> [Directive] Copy each line in which the string "this" occurs.

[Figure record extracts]

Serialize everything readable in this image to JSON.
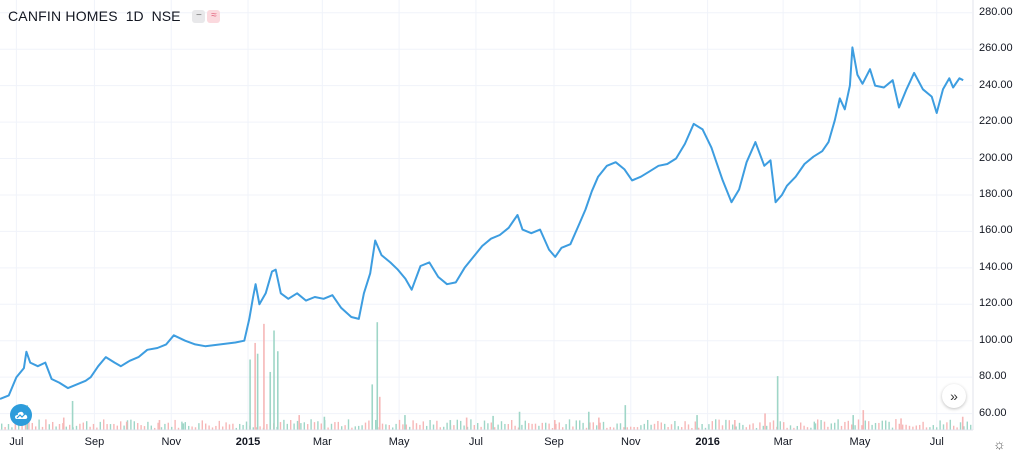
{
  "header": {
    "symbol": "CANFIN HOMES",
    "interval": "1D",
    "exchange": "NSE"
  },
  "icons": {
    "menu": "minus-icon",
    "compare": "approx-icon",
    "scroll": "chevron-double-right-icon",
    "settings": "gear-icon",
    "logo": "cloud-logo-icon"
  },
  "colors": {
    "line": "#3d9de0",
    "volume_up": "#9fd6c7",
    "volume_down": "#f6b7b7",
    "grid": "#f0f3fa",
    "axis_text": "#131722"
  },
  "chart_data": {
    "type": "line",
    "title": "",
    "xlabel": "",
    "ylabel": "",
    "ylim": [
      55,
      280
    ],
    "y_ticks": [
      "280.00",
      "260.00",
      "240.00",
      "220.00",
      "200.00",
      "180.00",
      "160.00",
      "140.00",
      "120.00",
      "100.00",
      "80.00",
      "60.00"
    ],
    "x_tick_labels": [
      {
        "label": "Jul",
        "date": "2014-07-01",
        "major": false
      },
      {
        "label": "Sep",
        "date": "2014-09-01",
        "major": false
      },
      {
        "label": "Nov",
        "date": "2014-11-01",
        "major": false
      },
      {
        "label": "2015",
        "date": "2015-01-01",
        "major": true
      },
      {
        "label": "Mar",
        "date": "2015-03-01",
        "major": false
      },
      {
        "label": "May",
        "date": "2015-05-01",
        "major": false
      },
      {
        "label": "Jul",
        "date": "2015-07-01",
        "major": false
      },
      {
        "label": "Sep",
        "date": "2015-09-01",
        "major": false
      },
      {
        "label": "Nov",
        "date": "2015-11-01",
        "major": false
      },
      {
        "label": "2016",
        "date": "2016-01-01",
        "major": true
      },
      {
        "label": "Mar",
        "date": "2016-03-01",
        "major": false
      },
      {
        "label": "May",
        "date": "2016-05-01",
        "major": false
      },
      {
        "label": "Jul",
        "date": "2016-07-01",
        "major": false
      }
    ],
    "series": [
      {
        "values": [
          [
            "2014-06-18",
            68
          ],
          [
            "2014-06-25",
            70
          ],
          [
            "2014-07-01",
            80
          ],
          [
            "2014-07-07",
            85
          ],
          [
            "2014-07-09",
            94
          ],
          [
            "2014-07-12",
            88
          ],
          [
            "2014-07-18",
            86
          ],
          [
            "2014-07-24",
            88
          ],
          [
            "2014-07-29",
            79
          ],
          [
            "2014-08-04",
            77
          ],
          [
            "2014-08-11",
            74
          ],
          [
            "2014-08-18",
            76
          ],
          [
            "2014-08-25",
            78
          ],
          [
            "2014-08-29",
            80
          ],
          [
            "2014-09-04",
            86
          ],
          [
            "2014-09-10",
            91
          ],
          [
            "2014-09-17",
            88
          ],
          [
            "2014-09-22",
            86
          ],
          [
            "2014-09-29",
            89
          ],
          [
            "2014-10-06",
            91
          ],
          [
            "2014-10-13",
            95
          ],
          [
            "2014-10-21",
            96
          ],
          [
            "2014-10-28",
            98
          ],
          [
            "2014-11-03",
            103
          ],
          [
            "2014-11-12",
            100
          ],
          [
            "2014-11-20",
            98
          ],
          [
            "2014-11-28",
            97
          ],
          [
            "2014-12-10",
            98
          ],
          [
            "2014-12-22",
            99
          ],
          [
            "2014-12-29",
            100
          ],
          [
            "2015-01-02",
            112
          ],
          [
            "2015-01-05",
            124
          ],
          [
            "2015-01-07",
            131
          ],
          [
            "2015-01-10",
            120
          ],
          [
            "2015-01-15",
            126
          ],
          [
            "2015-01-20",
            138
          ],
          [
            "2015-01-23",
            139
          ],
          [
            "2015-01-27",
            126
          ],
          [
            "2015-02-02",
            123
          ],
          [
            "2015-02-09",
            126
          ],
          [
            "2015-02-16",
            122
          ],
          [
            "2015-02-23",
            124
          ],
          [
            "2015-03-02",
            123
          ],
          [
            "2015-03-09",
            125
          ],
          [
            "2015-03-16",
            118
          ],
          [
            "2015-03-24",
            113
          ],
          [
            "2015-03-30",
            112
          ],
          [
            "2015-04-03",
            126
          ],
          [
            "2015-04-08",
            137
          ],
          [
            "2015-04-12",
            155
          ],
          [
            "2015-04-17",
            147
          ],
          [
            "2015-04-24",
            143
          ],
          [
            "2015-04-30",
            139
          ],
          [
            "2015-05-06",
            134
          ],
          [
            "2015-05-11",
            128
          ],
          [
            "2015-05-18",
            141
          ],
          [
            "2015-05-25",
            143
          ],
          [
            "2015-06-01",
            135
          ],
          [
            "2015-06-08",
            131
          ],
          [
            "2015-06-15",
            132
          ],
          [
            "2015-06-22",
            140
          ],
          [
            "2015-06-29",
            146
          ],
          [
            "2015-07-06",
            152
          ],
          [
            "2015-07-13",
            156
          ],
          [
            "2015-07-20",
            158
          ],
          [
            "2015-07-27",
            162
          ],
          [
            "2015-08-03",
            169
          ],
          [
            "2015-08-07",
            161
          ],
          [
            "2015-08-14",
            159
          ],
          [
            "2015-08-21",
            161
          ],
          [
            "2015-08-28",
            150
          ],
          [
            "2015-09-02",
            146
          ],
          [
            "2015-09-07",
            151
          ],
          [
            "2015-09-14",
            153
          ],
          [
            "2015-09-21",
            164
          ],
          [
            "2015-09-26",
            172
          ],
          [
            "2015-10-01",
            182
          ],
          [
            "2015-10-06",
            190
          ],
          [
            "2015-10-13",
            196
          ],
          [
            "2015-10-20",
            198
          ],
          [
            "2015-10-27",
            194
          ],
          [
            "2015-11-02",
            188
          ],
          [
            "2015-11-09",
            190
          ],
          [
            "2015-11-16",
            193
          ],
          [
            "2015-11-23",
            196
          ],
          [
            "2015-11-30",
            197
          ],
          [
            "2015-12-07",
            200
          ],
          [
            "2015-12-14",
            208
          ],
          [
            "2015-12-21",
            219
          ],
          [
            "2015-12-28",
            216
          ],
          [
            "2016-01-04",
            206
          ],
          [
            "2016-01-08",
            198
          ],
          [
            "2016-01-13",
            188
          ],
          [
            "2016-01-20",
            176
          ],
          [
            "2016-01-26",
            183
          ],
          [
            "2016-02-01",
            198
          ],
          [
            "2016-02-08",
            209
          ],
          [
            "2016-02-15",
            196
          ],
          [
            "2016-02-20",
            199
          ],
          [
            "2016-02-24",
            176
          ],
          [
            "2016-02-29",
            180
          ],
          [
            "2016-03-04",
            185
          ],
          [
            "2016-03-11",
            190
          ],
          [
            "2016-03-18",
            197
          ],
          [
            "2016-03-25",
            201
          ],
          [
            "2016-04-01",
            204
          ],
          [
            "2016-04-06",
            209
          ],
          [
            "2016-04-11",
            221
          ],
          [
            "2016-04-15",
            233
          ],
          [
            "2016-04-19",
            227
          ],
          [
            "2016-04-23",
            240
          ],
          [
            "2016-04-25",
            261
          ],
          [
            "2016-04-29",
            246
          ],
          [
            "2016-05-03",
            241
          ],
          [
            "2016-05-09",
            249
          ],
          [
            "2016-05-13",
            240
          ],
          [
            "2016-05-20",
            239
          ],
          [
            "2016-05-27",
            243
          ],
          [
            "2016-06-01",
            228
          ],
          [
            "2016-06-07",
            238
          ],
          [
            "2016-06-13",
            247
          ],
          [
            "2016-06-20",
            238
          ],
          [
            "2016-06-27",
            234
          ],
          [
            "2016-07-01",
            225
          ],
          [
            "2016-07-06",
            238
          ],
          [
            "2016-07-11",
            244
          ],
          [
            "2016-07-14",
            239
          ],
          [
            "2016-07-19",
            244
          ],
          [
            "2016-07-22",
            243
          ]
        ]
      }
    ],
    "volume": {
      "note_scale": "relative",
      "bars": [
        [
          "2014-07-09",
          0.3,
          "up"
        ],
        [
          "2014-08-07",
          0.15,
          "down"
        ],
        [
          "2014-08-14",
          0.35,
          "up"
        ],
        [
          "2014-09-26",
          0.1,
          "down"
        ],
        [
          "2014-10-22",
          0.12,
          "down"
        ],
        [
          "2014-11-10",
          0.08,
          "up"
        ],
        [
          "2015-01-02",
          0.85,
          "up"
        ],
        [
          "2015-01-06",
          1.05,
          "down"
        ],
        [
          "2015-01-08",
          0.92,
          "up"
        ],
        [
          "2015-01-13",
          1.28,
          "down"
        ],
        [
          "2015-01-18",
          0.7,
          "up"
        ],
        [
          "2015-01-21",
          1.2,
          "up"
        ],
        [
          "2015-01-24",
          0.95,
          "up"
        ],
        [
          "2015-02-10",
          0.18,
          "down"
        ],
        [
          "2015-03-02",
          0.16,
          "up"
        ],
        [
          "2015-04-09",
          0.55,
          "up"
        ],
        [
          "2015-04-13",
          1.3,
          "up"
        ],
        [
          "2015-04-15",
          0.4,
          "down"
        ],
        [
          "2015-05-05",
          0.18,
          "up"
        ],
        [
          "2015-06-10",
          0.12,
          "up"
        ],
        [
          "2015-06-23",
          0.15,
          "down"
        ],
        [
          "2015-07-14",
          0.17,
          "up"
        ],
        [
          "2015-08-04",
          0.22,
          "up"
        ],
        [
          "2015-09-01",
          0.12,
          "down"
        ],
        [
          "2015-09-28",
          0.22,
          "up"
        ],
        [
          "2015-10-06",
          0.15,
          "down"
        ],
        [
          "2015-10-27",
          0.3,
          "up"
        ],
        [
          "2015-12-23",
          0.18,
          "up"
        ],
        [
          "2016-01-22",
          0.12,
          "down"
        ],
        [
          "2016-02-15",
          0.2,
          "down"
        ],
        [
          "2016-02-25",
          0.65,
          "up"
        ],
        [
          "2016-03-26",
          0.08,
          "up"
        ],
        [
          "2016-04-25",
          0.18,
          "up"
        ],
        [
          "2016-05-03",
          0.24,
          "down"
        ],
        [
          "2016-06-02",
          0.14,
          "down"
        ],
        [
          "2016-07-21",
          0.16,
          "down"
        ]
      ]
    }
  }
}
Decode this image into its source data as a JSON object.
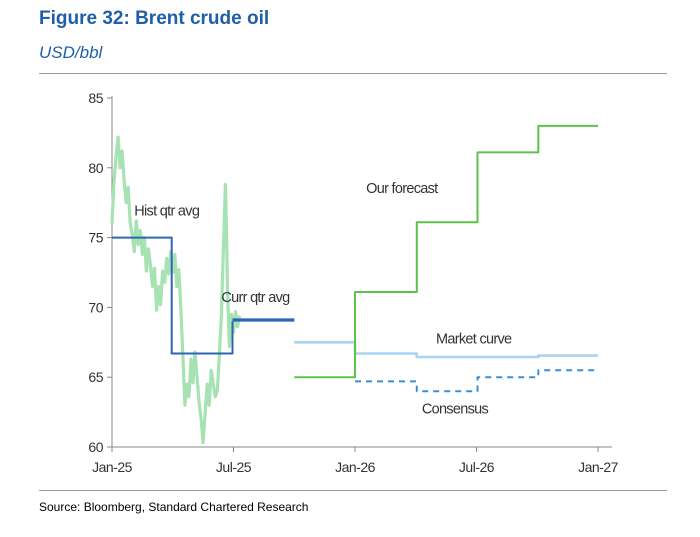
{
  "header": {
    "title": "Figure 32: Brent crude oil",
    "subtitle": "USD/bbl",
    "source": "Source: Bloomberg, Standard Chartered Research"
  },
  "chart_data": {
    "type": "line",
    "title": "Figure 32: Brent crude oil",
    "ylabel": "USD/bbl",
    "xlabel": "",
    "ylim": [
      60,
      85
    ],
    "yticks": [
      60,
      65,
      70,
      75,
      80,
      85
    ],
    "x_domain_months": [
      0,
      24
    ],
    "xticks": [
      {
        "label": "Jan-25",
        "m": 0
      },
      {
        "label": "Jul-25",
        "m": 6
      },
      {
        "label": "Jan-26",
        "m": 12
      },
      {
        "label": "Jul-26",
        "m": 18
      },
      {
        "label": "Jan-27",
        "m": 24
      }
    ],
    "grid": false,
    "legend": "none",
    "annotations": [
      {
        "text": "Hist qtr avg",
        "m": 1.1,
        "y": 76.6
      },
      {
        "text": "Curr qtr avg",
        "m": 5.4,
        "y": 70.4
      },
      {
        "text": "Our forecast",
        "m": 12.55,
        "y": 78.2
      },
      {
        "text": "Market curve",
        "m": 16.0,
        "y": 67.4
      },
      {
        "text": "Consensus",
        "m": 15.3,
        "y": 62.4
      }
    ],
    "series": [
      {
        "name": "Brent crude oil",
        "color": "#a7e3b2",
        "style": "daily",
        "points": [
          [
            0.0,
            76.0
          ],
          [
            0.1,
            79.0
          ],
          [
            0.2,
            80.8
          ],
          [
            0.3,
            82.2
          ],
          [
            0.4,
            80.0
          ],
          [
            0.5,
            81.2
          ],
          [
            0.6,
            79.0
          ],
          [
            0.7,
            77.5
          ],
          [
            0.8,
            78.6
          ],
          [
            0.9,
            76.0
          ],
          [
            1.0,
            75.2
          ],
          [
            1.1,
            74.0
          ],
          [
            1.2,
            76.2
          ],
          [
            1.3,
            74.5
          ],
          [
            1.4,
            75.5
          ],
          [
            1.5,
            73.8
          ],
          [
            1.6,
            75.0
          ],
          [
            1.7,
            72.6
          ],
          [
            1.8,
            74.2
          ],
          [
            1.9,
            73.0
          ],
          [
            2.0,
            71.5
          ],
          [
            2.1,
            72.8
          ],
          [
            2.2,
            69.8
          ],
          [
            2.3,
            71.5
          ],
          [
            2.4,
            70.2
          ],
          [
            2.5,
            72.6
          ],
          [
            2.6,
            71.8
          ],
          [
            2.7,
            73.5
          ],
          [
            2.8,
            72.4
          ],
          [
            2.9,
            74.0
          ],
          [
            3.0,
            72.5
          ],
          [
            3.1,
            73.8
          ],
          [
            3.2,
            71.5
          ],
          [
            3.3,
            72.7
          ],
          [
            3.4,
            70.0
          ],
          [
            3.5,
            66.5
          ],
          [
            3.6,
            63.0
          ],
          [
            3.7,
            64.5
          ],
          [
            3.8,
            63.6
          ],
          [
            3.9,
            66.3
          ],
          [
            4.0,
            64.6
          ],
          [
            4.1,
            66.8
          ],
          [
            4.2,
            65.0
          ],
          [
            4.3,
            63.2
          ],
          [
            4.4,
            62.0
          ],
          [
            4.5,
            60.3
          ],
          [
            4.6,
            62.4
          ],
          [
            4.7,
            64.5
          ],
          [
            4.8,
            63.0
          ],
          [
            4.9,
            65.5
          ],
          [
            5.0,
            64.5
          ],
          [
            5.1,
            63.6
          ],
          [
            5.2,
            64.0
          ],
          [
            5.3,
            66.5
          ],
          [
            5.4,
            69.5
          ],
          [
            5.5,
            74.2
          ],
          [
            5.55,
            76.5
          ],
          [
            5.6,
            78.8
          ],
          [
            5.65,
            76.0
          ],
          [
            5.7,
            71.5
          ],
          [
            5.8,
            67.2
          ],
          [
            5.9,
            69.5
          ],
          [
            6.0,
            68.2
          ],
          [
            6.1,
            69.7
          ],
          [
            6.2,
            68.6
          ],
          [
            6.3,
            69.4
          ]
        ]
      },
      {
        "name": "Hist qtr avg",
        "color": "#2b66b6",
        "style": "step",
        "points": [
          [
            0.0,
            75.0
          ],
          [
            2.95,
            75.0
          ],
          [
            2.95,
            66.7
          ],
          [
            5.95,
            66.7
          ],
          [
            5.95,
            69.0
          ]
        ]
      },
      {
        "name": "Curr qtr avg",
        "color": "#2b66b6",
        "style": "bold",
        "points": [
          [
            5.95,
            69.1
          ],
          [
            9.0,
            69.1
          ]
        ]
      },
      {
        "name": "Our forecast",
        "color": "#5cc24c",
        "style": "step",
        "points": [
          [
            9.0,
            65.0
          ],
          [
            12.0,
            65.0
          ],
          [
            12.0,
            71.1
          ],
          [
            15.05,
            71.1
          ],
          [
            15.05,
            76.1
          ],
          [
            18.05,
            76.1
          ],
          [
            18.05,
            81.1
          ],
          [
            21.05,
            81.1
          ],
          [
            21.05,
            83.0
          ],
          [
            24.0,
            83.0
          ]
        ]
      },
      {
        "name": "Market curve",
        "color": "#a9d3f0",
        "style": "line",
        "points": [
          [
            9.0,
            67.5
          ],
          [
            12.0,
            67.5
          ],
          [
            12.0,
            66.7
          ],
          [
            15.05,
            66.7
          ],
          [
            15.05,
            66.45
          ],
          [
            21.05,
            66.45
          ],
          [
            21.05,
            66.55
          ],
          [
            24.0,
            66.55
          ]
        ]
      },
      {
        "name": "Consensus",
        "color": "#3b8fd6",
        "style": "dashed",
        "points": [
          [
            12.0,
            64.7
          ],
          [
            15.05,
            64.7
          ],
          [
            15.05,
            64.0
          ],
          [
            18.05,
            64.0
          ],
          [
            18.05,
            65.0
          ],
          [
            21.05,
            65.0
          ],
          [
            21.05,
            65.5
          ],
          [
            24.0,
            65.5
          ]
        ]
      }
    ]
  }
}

> [Reply]
Serialize everything readable in this image to JSON.
Decode this image into its source data as a JSON object.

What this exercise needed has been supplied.